---- DATA FOR THIS EXERCISE
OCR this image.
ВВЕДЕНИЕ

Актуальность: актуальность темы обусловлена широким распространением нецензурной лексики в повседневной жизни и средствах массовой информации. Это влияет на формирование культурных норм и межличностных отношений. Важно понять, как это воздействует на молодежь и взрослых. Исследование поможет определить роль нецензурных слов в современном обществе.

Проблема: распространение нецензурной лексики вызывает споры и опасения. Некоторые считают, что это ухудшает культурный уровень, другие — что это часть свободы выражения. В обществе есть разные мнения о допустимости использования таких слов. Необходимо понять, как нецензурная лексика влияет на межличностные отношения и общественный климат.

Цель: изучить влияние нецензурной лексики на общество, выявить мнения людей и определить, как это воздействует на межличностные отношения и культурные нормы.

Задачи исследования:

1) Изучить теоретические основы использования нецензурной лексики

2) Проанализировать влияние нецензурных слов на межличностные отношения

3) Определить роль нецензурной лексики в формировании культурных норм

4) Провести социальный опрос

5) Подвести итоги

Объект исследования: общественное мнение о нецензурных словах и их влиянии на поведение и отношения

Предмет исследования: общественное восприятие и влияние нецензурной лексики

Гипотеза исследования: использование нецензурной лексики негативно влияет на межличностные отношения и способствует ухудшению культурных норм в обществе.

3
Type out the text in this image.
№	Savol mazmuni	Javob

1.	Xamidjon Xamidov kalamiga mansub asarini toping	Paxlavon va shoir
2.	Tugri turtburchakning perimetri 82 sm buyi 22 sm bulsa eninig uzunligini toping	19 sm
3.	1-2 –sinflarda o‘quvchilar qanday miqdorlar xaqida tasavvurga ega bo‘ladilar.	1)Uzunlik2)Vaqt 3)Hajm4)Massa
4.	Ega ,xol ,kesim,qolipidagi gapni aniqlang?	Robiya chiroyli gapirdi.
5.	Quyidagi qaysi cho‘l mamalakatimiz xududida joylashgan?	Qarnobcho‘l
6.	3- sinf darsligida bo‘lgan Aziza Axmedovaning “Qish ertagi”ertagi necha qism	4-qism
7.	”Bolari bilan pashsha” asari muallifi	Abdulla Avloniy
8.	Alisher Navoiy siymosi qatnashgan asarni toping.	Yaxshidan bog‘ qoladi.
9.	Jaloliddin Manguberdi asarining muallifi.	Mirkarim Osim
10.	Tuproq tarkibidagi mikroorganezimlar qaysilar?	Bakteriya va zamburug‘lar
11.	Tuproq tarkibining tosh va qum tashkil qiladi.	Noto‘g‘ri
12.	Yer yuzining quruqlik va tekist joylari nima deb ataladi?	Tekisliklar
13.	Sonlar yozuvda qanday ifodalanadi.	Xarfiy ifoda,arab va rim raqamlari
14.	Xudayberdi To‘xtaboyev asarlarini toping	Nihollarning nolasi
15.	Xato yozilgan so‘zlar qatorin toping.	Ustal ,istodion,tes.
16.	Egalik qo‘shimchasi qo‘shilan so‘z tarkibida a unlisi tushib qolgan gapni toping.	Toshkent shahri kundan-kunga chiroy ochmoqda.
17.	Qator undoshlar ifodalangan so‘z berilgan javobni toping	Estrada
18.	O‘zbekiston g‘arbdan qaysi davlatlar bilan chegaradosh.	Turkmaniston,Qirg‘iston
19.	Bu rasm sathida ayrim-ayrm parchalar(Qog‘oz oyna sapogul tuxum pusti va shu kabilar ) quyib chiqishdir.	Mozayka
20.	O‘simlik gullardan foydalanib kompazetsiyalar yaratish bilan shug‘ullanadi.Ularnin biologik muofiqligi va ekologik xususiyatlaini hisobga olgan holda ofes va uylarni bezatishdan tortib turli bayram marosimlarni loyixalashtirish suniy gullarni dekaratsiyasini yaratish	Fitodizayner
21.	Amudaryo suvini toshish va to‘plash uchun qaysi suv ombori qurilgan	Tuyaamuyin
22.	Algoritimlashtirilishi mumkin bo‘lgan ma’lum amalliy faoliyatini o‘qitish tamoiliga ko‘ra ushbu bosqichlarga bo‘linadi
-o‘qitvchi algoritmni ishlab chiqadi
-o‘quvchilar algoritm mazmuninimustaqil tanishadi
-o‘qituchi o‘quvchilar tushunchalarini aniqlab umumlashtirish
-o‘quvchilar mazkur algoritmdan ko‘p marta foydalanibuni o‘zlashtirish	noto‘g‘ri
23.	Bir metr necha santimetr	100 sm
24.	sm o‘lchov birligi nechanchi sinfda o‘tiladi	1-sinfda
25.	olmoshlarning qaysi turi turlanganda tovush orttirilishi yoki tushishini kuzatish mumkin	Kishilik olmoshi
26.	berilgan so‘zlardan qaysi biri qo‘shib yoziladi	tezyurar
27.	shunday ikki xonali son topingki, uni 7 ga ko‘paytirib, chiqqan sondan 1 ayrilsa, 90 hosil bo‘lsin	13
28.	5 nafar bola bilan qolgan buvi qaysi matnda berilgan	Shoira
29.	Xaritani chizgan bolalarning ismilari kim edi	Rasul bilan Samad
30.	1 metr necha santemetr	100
--------
### WORK TO COMPLETE
Please restate the whole listing word for word.

### FULL ANSWER
OCR this image.
ВВЕДЕНИЕ

Актуальность: актуальность темы обусловлена широким распространением нецензурной лексики в повседневной жизни и средствах массовой информации. Это влияет на формирование культурных норм и межличностных отношений. Важно понять, как это воздействует на молодежь и взрослых. Исследование поможет определить роль нецензурных слов в современном обществе.

Проблема: распространение нецензурной лексики вызывает споры и опасения. Некоторые считают, что это ухудшает культурный уровень, другие — что это часть свободы выражения. В обществе есть разные мнения о допустимости использования таких слов. Необходимо понять, как нецензурная лексика влияет на межличностные отношения и общественный климат.

Цель: изучить влияние нецензурной лексики на общество, выявить мнения людей и определить, как это воздействует на межличностные отношения и культурные нормы.

Задачи исследования:

1) Изучить теоретические основы использования нецензурной лексики

2) Проанализировать влияние нецензурных слов на межличностные отношения

3) Определить роль нецензурной лексики в формировании культурных норм

4) Провести социальный опрос

5) Подвести итоги

Объект исследования: общественное мнение о нецензурных словах и их влиянии на поведение и отношения

Предмет исследования: общественное восприятие и влияние нецензурной лексики

Гипотеза исследования: использование нецензурной лексики негативно влияет на межличностные отношения и способствует ухудшению культурных норм в обществе.

3
Type out the text in this image.
№	Savol mazmuni	Javob

1.	Xamidjon Xamidov kalamiga mansub asarini toping	Paxlavon va shoir
2.	Tugri turtburchakning perimetri 82 sm buyi 22 sm bulsa eninig uzunligini toping	19 sm
3.	1-2 –sinflarda o‘quvchilar qanday miqdorlar xaqida tasavvurga ega bo‘ladilar.	1)Uzunlik2)Vaqt 3)Hajm4)Massa
4.	Ega ,xol ,kesim,qolipidagi gapni aniqlang?	Robiya chiroyli gapirdi.
5.	Quyidagi qaysi cho‘l mamalakatimiz xududida joylashgan?	Qarnobcho‘l
6.	3- sinf darsligida bo‘lgan Aziza Axmedovaning “Qish ertagi”ertagi necha qism	4-qism
7.	”Bolari bilan pashsha” asari muallifi	Abdulla Avloniy
8.	Alisher Navoiy siymosi qatnashgan asarni toping.	Yaxshidan bog‘ qoladi.
9.	Jaloliddin Manguberdi asarining muallifi.	Mirkarim Osim
10.	Tuproq tarkibidagi mikroorganezimlar qaysilar?	Bakteriya va zamburug‘lar
11.	Tuproq tarkibining tosh va qum tashkil qiladi.	Noto‘g‘ri
12.	Yer yuzining quruqlik va tekist joylari nima deb ataladi?	Tekisliklar
13.	Sonlar yozuvda qanday ifodalanadi.	Xarfiy ifoda,arab va rim raqamlari
14.	Xudayberdi To‘xtaboyev asarlarini toping	Nihollarning nolasi
15.	Xato yozilgan so‘zlar qatorin toping.	Ustal ,istodion,tes.
16.	Egalik qo‘shimchasi qo‘shilan so‘z tarkibida a unlisi tushib qolgan gapni toping.	Toshkent shahri kundan-kunga chiroy ochmoqda.
17.	Qator undoshlar ifodalangan so‘z berilgan javobni toping	Estrada
18.	O‘zbekiston g‘arbdan qaysi davlatlar bilan chegaradosh.	Turkmaniston,Qirg‘iston
19.	Bu rasm sathida ayrim-ayrm parchalar(Qog‘oz oyna sapogul tuxum pusti va shu kabilar ) quyib chiqishdir.	Mozayka
20.	O‘simlik gullardan foydalanib kompazetsiyalar yaratish bilan shug‘ullanadi.Ularnin biologik muofiqligi va ekologik xususiyatlaini hisobga olgan holda ofes va uylarni bezatishdan tortib turli bayram marosimlarni loyixalashtirish suniy gullarni dekaratsiyasini yaratish	Fitodizayner
21.	Amudaryo suvini toshish va to‘plash uchun qaysi suv ombori qurilgan	Tuyaamuyin
22.	Algoritimlashtirilishi mumkin bo‘lgan ma’lum amalliy faoliyatini o‘qitish tamoiliga ko‘ra ushbu bosqichlarga bo‘linadi
-o‘qitvchi algoritmni ishlab chiqadi
-o‘quvchilar algoritm mazmuninimustaqil tanishadi
-o‘qituchi o‘quvchilar tushunchalarini aniqlab umumlashtirish
-o‘quvchilar mazkur algoritmdan ko‘p marta foydalanibuni o‘zlashtirish	noto‘g‘ri
23.	Bir metr necha santimetr	100 sm
24.	sm o‘lchov birligi nechanchi sinfda o‘tiladi	1-sinfda
25.	olmoshlarning qaysi turi turlanganda tovush orttirilishi yoki tushishini kuzatish mumkin	Kishilik olmoshi
26.	berilgan so‘zlardan qaysi biri qo‘shib yoziladi	tezyurar
27.	shunday ikki xonali son topingki, uni 7 ga ko‘paytirib, chiqqan sondan 1 ayrilsa, 90 hosil bo‘lsin	13
28.	5 nafar bola bilan qolgan buvi qaysi matnda berilgan	Shoira
29.	Xaritani chizgan bolalarning ismilari kim edi	Rasul bilan Samad
30.	1 metr necha santemetr	100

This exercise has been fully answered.